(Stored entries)
== Segment start ==
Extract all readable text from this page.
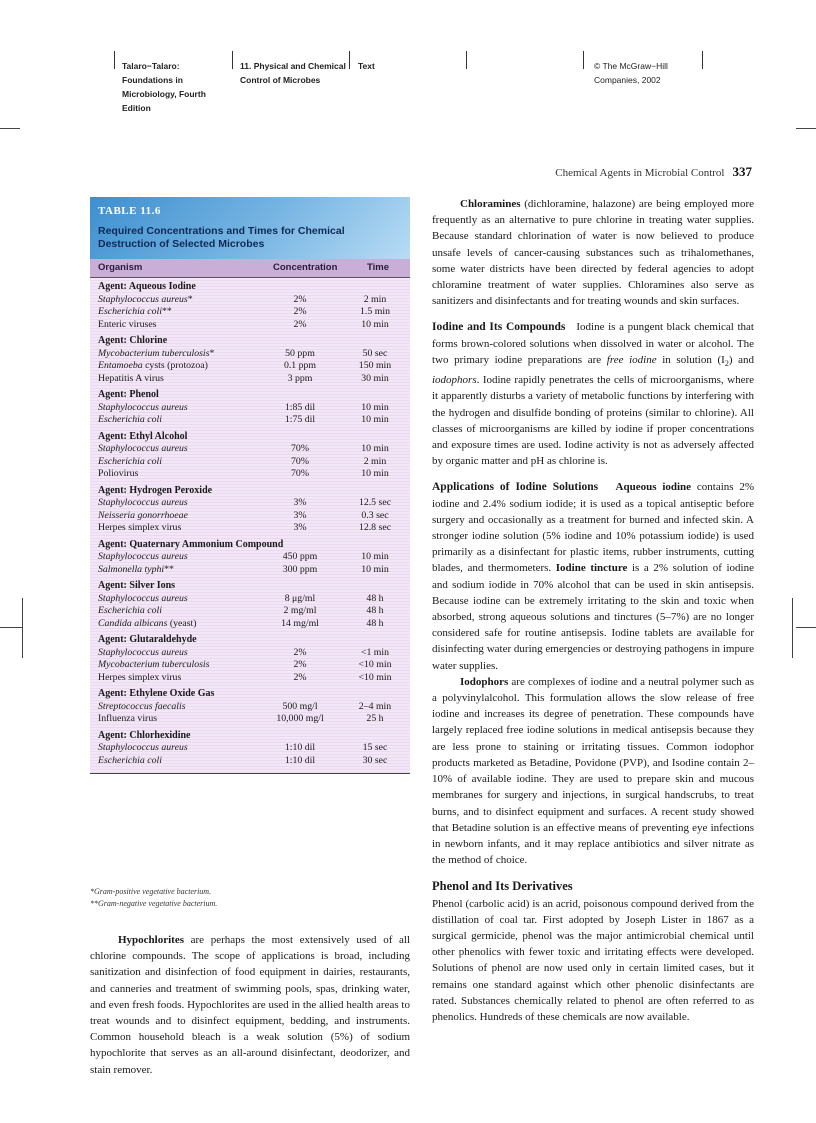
Talaro−Talaro: Foundations in Microbiology, Fourth Edition
11. Physical and Chemical Control of Microbes
Text	© The McGraw−Hill Companies, 2002
Chemical Agents in Microbial Control 337
TABLE 11.6
Required Concentrations and Times for Chemical Destruction of Selected Microbes
Organism	Concentration	Time
Agent: Aqueous Iodine
Staphylococcus aureus*	2%	2 min
Escherichia coli**	2%	1.5 min
Enteric viruses	2%	10 min
Agent: Chlorine
Mycobacterium tuberculosis*	50 ppm	50 sec
Entamoeba cysts (protozoa)	0.1 ppm	150 min
Hepatitis A virus	3 ppm	30 min
Agent: Phenol
Staphylococcus aureus	1:85 dil	10 min
Escherichia coli	1:75 dil	10 min
Agent: Ethyl Alcohol
Staphylococcus aureus	70%	10 min
Escherichia coli	70%	2 min
Poliovirus	70%	10 min
Agent: Hydrogen Peroxide
Staphylococcus aureus	3%	12.5 sec
Neisseria gonorrhoeae	3%	0.3 sec
Herpes simplex virus	3%	12.8 sec
Agent: Quaternary Ammonium Compound
Staphylococcus aureus	450 ppm	10 min
Salmonella typhi**	300 ppm	10 min
Agent: Silver Ions
Staphylococcus aureus	8 μg/ml	48 h
Escherichia coli	2 mg/ml	48 h
Candida albicans (yeast)	14 mg/ml	48 h
Agent: Glutaraldehyde
Staphylococcus aureus	2%	<1 min
Mycobacterium tuberculosis	2%	<10 min
Herpes simplex virus	2%	<10 min
Agent: Ethylene Oxide Gas
Streptococcus faecalis	500 mg/l	2–4 min
Influenza virus	10,000 mg/l	25 h
Agent: Chlorhexidine
Staphylococcus aureus	1:10 dil	15 sec
Escherichia coli	1:10 dil	30 sec
*Gram-positive vegetative bacterium.
**Gram-negative vegetative bacterium.

Hypochlorites are perhaps the most extensively used of all chlorine compounds. The scope of applications is broad, including sanitization and disinfection of food equipment in dairies, restaurants, and canneries and treatment of swimming pools, spas, drinking water, and even fresh foods. Hypochlorites are used in the allied health areas to treat wounds and to disinfect equipment, bedding, and instruments. Common household bleach is a weak solution (5%) of sodium hypochlorite that serves as an all-around disinfectant, deodorizer, and stain remover.

Chloramines (dichloramine, halazone) are being employed more frequently as an alternative to pure chlorine in treating water supplies. Because standard chlorination of water is now believed to produce unsafe levels of cancer-causing substances such as trihalomethanes, some water districts have been directed by federal agencies to adopt chloramine treatment of water supplies. Chloramines also serve as sanitizers and disinfectants and for treating wounds and skin surfaces.

Iodine and Its Compounds Iodine is a pungent black chemical that forms brown-colored solutions when dissolved in water or alcohol. The two primary iodine preparations are free iodine in solution $(I_2)$ and iodophors. Iodine rapidly penetrates the cells of microorganisms, where it apparently disturbs a variety of metabolic functions by interfering with the hydrogen and disulfide bonding of proteins (similar to chlorine). All classes of microorganisms are killed by iodine if proper concentrations and exposure times are used. Iodine activity is not as adversely affected by organic matter and pH as chlorine is.

Applications of Iodine Solutions Aqueous iodine contains 2% iodine and 2.4% sodium iodide; it is used as a topical antiseptic before surgery and occasionally as a treatment for burned and infected skin. A stronger iodine solution (5% iodine and 10% potassium iodide) is used primarily as a disinfectant for plastic items, rubber instruments, cutting blades, and thermometers. Iodine tincture is a 2% solution of iodine and sodium iodide in 70% alcohol that can be used in skin antisepsis. Because iodine can be extremely irritating to the skin and toxic when absorbed, strong aqueous solutions and tinctures (5–7%) are no longer considered safe for routine antisepsis. Iodine tablets are available for disinfecting water during emergencies or destroying pathogens in impure water supplies.

Iodophors are complexes of iodine and a neutral polymer such as a polyvinylalcohol. This formulation allows the slow release of free iodine and increases its degree of penetration. These compounds have largely replaced free iodine solutions in medical antisepsis because they are less prone to staining or irritating tissues. Common iodophor products marketed as Betadine, Povidone (PVP), and Isodine contain 2–10% of available iodine. They are used to prepare skin and mucous membranes for surgery and injections, in surgical handscrubs, to treat burns, and to disinfect equipment and surfaces. A recent study showed that Betadine solution is an effective means of preventing eye infections in newborn infants, and it may replace antibiotics and silver nitrate as the method of choice.

Phenol and Its Derivatives

Phenol (carbolic acid) is an acrid, poisonous compound derived from the distillation of coal tar. First adopted by Joseph Lister in 1867 as a surgical germicide, phenol was the major antimicrobial chemical until other phenolics with fewer toxic and irritating effects were developed. Solutions of phenol are now used only in certain limited cases, but it remains one standard against which other phenolic disinfectants are rated. Substances chemically related to phenol are often referred to as phenolics. Hundreds of these chemicals are now available.
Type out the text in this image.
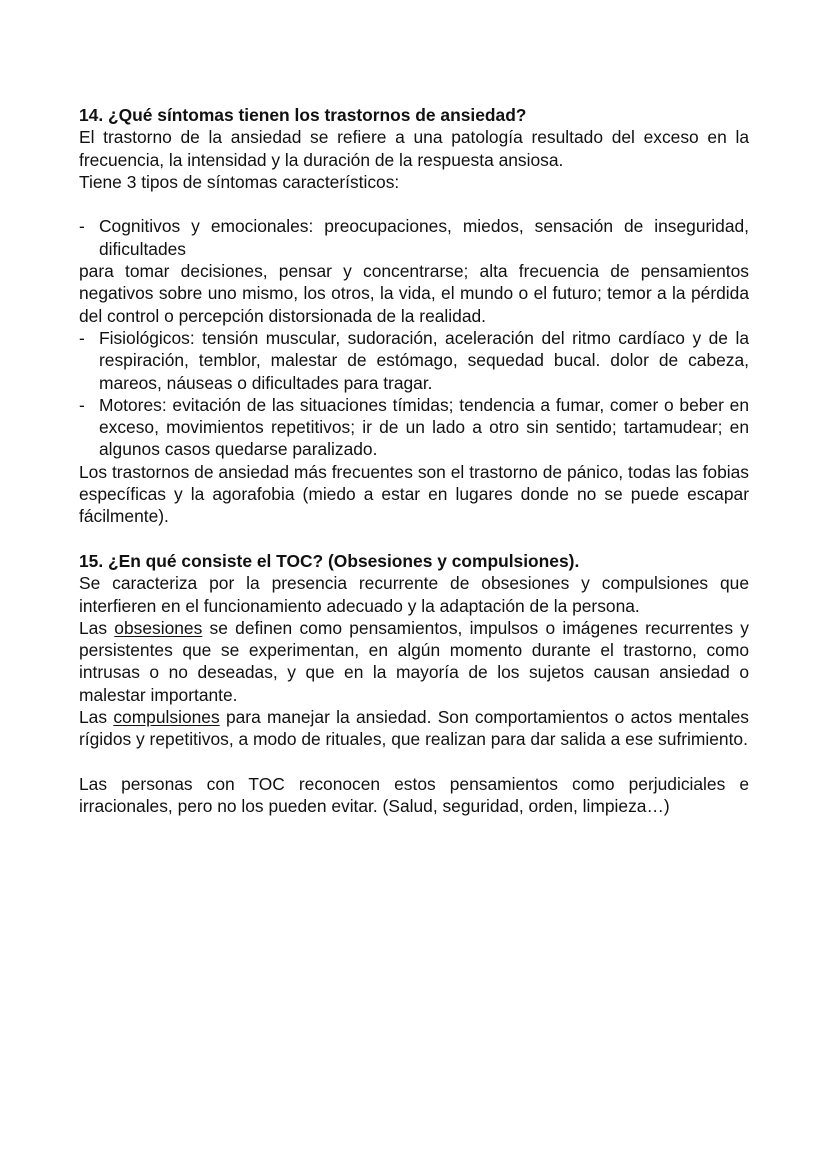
14. ¿Qué síntomas tienen los trastornos de ansiedad?

El trastorno de la ansiedad se refiere a una patología resultado del exceso en la frecuencia, la intensidad y la duración de la respuesta ansiosa.

Tiene 3 tipos de síntomas característicos:

- Cognitivos y emocionales: preocupaciones, miedos, sensación de inseguridad, dificultades

para tomar decisiones, pensar y concentrarse; alta frecuencia de pensamientos negativos sobre uno mismo, los otros, la vida, el mundo o el futuro; temor a la pérdida del control o percepción distorsionada de la realidad.

- Fisiológicos: tensión muscular, sudoración, aceleración del ritmo cardíaco y de la respiración, temblor, malestar de estómago, sequedad bucal. dolor de cabeza, mareos, náuseas o dificultades para tragar.

- Motores: evitación de las situaciones tímidas; tendencia a fumar, comer o beber en exceso, movimientos repetitivos; ir de un lado a otro sin sentido; tartamudear; en algunos casos quedarse paralizado.

Los trastornos de ansiedad más frecuentes son el trastorno de pánico, todas las fobias específicas y la agorafobia (miedo a estar en lugares donde no se puede escapar fácilmente).

15. ¿En qué consiste el TOC? (Obsesiones y compulsiones).

Se caracteriza por la presencia recurrente de obsesiones y compulsiones que interfieren en el funcionamiento adecuado y la adaptación de la persona.

Las obsesiones se definen como pensamientos, impulsos o imágenes recurrentes y persistentes que se experimentan, en algún momento durante el trastorno, como intrusas o no deseadas, y que en la mayoría de los sujetos causan ansiedad o malestar importante.

Las compulsiones para manejar la ansiedad. Son comportamientos o actos mentales rígidos y repetitivos, a modo de rituales, que realizan para dar salida a ese sufrimiento.

Las personas con TOC reconocen estos pensamientos como perjudiciales e irracionales, pero no los pueden evitar. (Salud, seguridad, orden, limpieza…)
== Segment end ==
Description of the task: Every line holding the word "ansiedad" should be copied out of the records above.

Task solution:
14. ¿Qué síntomas tienen los trastornos de ansiedad?
El trastorno de la ansiedad se refiere a una patología resultado del exceso en la frecuencia, la intensidad y la duración de la respuesta ansiosa.
Los trastornos de ansiedad más frecuentes son el trastorno de pánico, todas las fobias específicas y la agorafobia (miedo a estar en lugares donde no se puede escapar fácilmente).
Las obsesiones se definen como pensamientos, impulsos o imágenes recurrentes y persistentes que se experimentan, en algún momento durante el trastorno, como intrusas o no deseadas, y que en la mayoría de los sujetos causan ansiedad o malestar importante.
Las compulsiones para manejar la ansiedad. Son comportamientos o actos mentales rígidos y repetitivos, a modo de rituales, que realizan para dar salida a ese sufrimiento.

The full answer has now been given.